PROBLEM
State how many lines of the entries hold the string "this". Reply with the number alone.

TASK MATERIAL
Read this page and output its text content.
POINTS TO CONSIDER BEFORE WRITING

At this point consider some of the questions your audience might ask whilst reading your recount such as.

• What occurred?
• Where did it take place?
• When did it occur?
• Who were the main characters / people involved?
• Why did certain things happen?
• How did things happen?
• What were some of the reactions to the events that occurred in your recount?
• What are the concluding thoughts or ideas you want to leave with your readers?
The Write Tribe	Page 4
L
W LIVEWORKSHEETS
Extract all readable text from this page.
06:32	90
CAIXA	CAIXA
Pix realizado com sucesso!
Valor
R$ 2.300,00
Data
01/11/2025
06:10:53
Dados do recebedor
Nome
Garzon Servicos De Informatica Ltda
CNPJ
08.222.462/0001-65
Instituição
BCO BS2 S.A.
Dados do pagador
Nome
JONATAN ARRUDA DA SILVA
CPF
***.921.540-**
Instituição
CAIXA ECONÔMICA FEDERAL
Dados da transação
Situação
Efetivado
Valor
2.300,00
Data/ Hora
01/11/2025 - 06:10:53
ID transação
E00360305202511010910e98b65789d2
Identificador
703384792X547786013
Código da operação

WRITTEN SOLUTION
3